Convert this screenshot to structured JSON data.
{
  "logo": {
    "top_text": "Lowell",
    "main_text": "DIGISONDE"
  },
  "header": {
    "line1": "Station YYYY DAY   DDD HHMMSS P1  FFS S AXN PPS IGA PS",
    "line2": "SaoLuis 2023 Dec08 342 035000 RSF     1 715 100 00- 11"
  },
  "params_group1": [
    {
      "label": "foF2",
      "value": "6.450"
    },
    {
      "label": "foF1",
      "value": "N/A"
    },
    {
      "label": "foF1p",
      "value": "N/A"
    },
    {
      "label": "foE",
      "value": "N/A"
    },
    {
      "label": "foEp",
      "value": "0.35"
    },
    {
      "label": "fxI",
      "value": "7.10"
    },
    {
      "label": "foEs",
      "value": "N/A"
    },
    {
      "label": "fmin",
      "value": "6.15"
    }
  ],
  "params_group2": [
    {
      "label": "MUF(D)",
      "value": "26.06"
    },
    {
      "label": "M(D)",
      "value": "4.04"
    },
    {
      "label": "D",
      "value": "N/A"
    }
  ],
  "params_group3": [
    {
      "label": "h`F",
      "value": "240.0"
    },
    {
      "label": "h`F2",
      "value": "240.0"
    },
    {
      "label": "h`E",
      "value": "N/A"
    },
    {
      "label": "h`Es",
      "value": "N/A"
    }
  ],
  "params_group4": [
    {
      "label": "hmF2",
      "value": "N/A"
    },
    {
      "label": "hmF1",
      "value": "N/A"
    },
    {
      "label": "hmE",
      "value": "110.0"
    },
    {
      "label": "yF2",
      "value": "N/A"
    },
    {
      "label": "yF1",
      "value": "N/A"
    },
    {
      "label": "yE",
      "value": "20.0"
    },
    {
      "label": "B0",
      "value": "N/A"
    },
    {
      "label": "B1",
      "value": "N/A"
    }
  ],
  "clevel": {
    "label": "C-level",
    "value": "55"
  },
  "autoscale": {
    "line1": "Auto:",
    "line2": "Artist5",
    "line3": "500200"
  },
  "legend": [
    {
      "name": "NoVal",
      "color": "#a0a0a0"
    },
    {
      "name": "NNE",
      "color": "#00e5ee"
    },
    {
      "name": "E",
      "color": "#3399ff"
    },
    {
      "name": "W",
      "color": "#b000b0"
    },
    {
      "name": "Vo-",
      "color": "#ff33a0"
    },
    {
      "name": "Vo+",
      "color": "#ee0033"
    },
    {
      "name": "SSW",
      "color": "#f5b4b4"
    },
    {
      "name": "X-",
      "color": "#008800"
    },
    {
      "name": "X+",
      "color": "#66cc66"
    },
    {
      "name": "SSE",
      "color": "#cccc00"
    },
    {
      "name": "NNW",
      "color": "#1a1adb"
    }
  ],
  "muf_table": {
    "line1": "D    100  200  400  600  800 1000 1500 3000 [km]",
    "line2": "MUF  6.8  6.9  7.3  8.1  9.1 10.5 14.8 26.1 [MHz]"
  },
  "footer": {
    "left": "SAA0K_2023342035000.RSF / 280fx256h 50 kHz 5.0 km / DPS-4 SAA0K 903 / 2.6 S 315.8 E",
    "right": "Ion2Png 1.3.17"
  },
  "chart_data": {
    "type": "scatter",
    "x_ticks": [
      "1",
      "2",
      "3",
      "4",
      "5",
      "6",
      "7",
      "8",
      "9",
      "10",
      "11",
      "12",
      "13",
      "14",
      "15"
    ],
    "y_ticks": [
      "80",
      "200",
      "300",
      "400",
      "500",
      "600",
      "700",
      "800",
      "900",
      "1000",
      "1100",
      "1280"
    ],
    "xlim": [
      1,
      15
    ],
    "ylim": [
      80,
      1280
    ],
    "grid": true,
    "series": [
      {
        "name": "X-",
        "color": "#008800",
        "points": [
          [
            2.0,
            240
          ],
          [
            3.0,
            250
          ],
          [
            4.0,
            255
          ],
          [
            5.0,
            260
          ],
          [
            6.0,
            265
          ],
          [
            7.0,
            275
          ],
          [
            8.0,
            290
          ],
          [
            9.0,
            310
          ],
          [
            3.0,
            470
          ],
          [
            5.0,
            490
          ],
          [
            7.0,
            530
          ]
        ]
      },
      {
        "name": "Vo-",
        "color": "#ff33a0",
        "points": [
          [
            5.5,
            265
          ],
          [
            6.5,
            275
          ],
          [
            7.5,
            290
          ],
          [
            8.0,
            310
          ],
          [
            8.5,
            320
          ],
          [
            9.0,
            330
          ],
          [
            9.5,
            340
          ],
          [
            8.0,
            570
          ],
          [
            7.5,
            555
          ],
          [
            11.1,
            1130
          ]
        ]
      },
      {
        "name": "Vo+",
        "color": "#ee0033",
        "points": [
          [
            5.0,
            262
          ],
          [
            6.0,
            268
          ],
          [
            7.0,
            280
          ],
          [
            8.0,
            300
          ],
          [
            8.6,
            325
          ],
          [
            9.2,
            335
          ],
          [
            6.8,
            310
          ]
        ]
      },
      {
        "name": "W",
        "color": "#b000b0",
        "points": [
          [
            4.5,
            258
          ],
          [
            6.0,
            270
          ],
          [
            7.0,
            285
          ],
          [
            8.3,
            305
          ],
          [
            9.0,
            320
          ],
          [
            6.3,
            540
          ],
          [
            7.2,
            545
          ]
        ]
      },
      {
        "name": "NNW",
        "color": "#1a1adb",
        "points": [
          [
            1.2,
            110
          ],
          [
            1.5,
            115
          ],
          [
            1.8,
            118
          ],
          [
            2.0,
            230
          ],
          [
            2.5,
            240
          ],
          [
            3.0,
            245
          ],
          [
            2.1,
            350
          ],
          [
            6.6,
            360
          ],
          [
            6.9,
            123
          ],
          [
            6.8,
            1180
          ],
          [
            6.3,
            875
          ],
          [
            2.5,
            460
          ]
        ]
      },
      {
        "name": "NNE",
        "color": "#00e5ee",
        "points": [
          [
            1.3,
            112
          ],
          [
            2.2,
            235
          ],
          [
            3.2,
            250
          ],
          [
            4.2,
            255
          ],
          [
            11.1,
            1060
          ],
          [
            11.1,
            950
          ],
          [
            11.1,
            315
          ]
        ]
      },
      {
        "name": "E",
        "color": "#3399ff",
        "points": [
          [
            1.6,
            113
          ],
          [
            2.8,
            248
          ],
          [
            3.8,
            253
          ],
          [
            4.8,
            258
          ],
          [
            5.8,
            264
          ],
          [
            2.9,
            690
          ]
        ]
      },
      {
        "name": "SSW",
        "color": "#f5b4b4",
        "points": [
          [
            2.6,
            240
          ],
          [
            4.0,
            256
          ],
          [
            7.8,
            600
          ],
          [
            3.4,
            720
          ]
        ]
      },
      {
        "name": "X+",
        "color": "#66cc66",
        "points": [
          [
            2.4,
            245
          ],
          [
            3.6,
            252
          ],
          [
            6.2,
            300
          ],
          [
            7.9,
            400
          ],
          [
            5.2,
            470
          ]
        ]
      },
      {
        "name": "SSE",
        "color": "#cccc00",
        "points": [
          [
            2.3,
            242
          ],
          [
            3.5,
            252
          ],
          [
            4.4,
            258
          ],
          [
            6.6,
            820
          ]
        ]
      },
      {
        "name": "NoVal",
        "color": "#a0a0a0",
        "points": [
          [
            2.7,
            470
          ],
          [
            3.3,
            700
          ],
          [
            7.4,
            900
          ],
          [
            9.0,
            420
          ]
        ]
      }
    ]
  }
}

************

Set problem
Copy out the full listing exactly.

Output
Convert this screenshot to structured JSON data.
{
  "logo": {
    "top_text": "Lowell",
    "main_text": "DIGISONDE"
  },
  "header": {
    "line1": "Station YYYY DAY   DDD HHMMSS P1  FFS S AXN PPS IGA PS",
    "line2": "SaoLuis 2023 Dec08 342 035000 RSF     1 715 100 00- 11"
  },
  "params_group1": [
    {
      "label": "foF2",
      "value": "6.450"
    },
    {
      "label": "foF1",
      "value": "N/A"
    },
    {
      "label": "foF1p",
      "value": "N/A"
    },
    {
      "label": "foE",
      "value": "N/A"
    },
    {
      "label": "foEp",
      "value": "0.35"
    },
    {
      "label": "fxI",
      "value": "7.10"
    },
    {
      "label": "foEs",
      "value": "N/A"
    },
    {
      "label": "fmin",
      "value": "6.15"
    }
  ],
  "params_group2": [
    {
      "label": "MUF(D)",
      "value": "26.06"
    },
    {
      "label": "M(D)",
      "value": "4.04"
    },
    {
      "label": "D",
      "value": "N/A"
    }
  ],
  "params_group3": [
    {
      "label": "h`F",
      "value": "240.0"
    },
    {
      "label": "h`F2",
      "value": "240.0"
    },
    {
      "label": "h`E",
      "value": "N/A"
    },
    {
      "label": "h`Es",
      "value": "N/A"
    }
  ],
  "params_group4": [
    {
      "label": "hmF2",
      "value": "N/A"
    },
    {
      "label": "hmF1",
      "value": "N/A"
    },
    {
      "label": "hmE",
      "value": "110.0"
    },
    {
      "label": "yF2",
      "value": "N/A"
    },
    {
      "label": "yF1",
      "value": "N/A"
    },
    {
      "label": "yE",
      "value": "20.0"
    },
    {
      "label": "B0",
      "value": "N/A"
    },
    {
      "label": "B1",
      "value": "N/A"
    }
  ],
  "clevel": {
    "label": "C-level",
    "value": "55"
  },
  "autoscale": {
    "line1": "Auto:",
    "line2": "Artist5",
    "line3": "500200"
  },
  "legend": [
    {
      "name": "NoVal",
      "color": "#a0a0a0"
    },
    {
      "name": "NNE",
      "color": "#00e5ee"
    },
    {
      "name": "E",
      "color": "#3399ff"
    },
    {
      "name": "W",
      "color": "#b000b0"
    },
    {
      "name": "Vo-",
      "color": "#ff33a0"
    },
    {
      "name": "Vo+",
      "color": "#ee0033"
    },
    {
      "name": "SSW",
      "color": "#f5b4b4"
    },
    {
      "name": "X-",
      "color": "#008800"
    },
    {
      "name": "X+",
      "color": "#66cc66"
    },
    {
      "name": "SSE",
      "color": "#cccc00"
    },
    {
      "name": "NNW",
      "color": "#1a1adb"
    }
  ],
  "muf_table": {
    "line1": "D    100  200  400  600  800 1000 1500 3000 [km]",
    "line2": "MUF  6.8  6.9  7.3  8.1  9.1 10.5 14.8 26.1 [MHz]"
  },
  "footer": {
    "left": "SAA0K_2023342035000.RSF / 280fx256h 50 kHz 5.0 km / DPS-4 SAA0K 903 / 2.6 S 315.8 E",
    "right": "Ion2Png 1.3.17"
  },
  "chart_data": {
    "type": "scatter",
    "x_ticks": [
      "1",
      "2",
      "3",
      "4",
      "5",
      "6",
      "7",
      "8",
      "9",
      "10",
      "11",
      "12",
      "13",
      "14",
      "15"
    ],
    "y_ticks": [
      "80",
      "200",
      "300",
      "400",
      "500",
      "600",
      "700",
      "800",
      "900",
      "1000",
      "1100",
      "1280"
    ],
    "xlim": [
      1,
      15
    ],
    "ylim": [
      80,
      1280
    ],
    "grid": true,
    "series": [
      {
        "name": "X-",
        "color": "#008800",
        "points": [
          [
            2.0,
            240
          ],
          [
            3.0,
            250
          ],
          [
            4.0,
            255
          ],
          [
            5.0,
            260
          ],
          [
            6.0,
            265
          ],
          [
            7.0,
            275
          ],
          [
            8.0,
            290
          ],
          [
            9.0,
            310
          ],
          [
            3.0,
            470
          ],
          [
            5.0,
            490
          ],
          [
            7.0,
            530
          ]
        ]
      },
      {
        "name": "Vo-",
        "color": "#ff33a0",
        "points": [
          [
            5.5,
            265
          ],
          [
            6.5,
            275
          ],
          [
            7.5,
            290
          ],
          [
            8.0,
            310
          ],
          [
            8.5,
            320
          ],
          [
            9.0,
            330
          ],
          [
            9.5,
            340
          ],
          [
            8.0,
            570
          ],
          [
            7.5,
            555
          ],
          [
            11.1,
            1130
          ]
        ]
      },
      {
        "name": "Vo+",
        "color": "#ee0033",
        "points": [
          [
            5.0,
            262
          ],
          [
            6.0,
            268
          ],
          [
            7.0,
            280
          ],
          [
            8.0,
            300
          ],
          [
            8.6,
            325
          ],
          [
            9.2,
            335
          ],
          [
            6.8,
            310
          ]
        ]
      },
      {
        "name": "W",
        "color": "#b000b0",
        "points": [
          [
            4.5,
            258
          ],
          [
            6.0,
            270
          ],
          [
            7.0,
            285
          ],
          [
            8.3,
            305
          ],
          [
            9.0,
            320
          ],
          [
            6.3,
            540
          ],
          [
            7.2,
            545
          ]
        ]
      },
      {
        "name": "NNW",
        "color": "#1a1adb",
        "points": [
          [
            1.2,
            110
          ],
          [
            1.5,
            115
          ],
          [
            1.8,
            118
          ],
          [
            2.0,
            230
          ],
          [
            2.5,
            240
          ],
          [
            3.0,
            245
          ],
          [
            2.1,
            350
          ],
          [
            6.6,
            360
          ],
          [
            6.9,
            123
          ],
          [
            6.8,
            1180
          ],
          [
            6.3,
            875
          ],
          [
            2.5,
            460
          ]
        ]
      },
      {
        "name": "NNE",
        "color": "#00e5ee",
        "points": [
          [
            1.3,
            112
          ],
          [
            2.2,
            235
          ],
          [
            3.2,
            250
          ],
          [
            4.2,
            255
          ],
          [
            11.1,
            1060
          ],
          [
            11.1,
            950
          ],
          [
            11.1,
            315
          ]
        ]
      },
      {
        "name": "E",
        "color": "#3399ff",
        "points": [
          [
            1.6,
            113
          ],
          [
            2.8,
            248
          ],
          [
            3.8,
            253
          ],
          [
            4.8,
            258
          ],
          [
            5.8,
            264
          ],
          [
            2.9,
            690
          ]
        ]
      },
      {
        "name": "SSW",
        "color": "#f5b4b4",
        "points": [
          [
            2.6,
            240
          ],
          [
            4.0,
            256
          ],
          [
            7.8,
            600
          ],
          [
            3.4,
            720
          ]
        ]
      },
      {
        "name": "X+",
        "color": "#66cc66",
        "points": [
          [
            2.4,
            245
          ],
          [
            3.6,
            252
          ],
          [
            6.2,
            300
          ],
          [
            7.9,
            400
          ],
          [
            5.2,
            470
          ]
        ]
      },
      {
        "name": "SSE",
        "color": "#cccc00",
        "points": [
          [
            2.3,
            242
          ],
          [
            3.5,
            252
          ],
          [
            4.4,
            258
          ],
          [
            6.6,
            820
          ]
        ]
      },
      {
        "name": "NoVal",
        "color": "#a0a0a0",
        "points": [
          [
            2.7,
            470
          ],
          [
            3.3,
            700
          ],
          [
            7.4,
            900
          ],
          [
            9.0,
            420
          ]
        ]
      }
    ]
  }
}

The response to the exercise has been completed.